━━━━━ QUOTED PASSAGE ━━━━━

When an electrical current flows through a conducting object, such as a wire, a magnetic field is created. This magnetic field is created around the wire, and its strength depends on the amount of current. The opposite of this phenomenon is electromagnetic induction, in which a current is induced in a wire or other conducting material by a changing magnetic field.
One of the most important things to remember about electromagnetic induction is that it can only be caused by a changing magnetic field. If a person moves a magnet toward a wire, then a current is created in a certain direction. Moving the magnet away from the wire induces a current in the opposite direction. If the magnet is stationary next to the wire, however, no current is induced.
Electromagnetic induction is possible because of the electrons in the wire or other conducting material. As the magnet is moved, the associated magnetic field moves with it. The free electrons in the wire, which are negatively charged, feel a force from the magnet that causes them to flow. In mathematical terms, the size of the force on the electrons is proportional to the rate of change of the magnetic field. This is why stationary magnets don’t induce a current — because, in this situation, the rate of change is zero.

━━━━━ DATA ROWS ━━━━━

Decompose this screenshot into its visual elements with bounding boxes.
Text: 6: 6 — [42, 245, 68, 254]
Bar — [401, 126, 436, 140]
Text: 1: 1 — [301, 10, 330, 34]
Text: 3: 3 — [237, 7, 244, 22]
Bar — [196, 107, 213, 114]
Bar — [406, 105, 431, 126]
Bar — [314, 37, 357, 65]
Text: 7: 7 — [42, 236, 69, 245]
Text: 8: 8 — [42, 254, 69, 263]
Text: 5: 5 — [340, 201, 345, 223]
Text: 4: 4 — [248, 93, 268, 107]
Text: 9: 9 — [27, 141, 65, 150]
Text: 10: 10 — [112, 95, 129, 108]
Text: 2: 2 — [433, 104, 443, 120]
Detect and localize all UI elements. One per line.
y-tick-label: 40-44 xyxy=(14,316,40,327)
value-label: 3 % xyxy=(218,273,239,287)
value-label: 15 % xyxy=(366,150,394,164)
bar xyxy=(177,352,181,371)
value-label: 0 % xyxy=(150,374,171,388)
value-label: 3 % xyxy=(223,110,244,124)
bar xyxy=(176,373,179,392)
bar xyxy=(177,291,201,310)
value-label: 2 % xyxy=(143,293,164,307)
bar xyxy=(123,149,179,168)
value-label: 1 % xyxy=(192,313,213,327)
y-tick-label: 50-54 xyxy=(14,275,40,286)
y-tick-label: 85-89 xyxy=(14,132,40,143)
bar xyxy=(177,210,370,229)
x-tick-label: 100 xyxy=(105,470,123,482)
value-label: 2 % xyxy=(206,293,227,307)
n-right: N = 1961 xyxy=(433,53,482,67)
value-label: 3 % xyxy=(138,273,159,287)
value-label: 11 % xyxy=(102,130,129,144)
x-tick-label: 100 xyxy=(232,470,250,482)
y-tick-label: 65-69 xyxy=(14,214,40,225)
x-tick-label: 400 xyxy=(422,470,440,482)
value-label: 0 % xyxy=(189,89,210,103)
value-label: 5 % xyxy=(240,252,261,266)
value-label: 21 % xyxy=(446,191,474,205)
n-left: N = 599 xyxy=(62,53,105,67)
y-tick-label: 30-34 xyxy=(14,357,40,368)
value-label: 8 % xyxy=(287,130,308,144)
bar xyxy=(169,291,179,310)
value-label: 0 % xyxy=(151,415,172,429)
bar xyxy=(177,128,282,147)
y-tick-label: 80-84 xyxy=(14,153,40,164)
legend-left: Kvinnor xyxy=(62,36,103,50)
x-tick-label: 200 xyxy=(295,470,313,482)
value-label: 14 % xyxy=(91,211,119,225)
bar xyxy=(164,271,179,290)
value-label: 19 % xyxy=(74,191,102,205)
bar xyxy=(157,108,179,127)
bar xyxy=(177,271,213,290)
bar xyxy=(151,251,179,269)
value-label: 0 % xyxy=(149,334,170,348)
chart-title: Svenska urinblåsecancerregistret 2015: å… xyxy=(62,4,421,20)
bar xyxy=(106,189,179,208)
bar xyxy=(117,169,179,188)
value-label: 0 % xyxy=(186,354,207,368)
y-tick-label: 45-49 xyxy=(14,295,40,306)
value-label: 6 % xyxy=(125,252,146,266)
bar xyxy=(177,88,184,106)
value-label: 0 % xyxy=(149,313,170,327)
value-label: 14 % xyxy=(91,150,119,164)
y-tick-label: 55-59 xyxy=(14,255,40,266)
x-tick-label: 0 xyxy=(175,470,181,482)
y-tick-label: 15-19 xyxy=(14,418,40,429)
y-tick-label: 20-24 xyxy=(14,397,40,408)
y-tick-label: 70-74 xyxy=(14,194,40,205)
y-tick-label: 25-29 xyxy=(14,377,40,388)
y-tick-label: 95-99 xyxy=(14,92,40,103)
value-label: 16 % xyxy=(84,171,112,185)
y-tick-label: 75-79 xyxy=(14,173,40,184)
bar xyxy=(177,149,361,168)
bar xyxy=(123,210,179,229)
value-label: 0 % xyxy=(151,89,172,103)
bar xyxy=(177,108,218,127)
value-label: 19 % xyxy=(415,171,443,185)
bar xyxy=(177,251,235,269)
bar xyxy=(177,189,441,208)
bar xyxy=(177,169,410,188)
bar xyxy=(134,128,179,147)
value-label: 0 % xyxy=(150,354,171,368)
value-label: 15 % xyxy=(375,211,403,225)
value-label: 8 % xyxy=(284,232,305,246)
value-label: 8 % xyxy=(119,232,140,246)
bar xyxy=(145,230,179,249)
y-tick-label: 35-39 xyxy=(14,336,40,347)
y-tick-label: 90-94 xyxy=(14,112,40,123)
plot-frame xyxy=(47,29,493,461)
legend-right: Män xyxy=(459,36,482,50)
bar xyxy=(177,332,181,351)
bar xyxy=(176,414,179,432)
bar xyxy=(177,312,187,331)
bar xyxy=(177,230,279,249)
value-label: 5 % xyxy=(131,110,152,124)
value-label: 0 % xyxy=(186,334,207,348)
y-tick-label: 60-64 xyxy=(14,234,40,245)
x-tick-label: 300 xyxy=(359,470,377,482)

━━━━━

REQUIRED WORK ▸
(a) In the passage on electromagnetic induction, why does a magnet held stationary next to a wire induce no current?
(b) Proceed with the passage on electromagnetic induction, continuing it after its final sentence.

EXPECTED RESPONSES ▸
(a) In that situation, the rate of change of the magnetic field is zero.

(b)
If a magnet is moved in one direction toward a wire, then the current will flow in one direction. This is known as direct current (DC). Alternating current (AC), however, is often more useful and is the type of current used in modern electricity networks. To induce an alternating current, a magnet can be moved toward and away from the conductor in a cyclical motion.
There are a number of practical applications for electromagnetic induction. Pickups in guitars, for example, sometimes use electromagnetic induction to detect vibrations and turn them into an electric current. Other applications include induction motors, electric generators and induction cookers.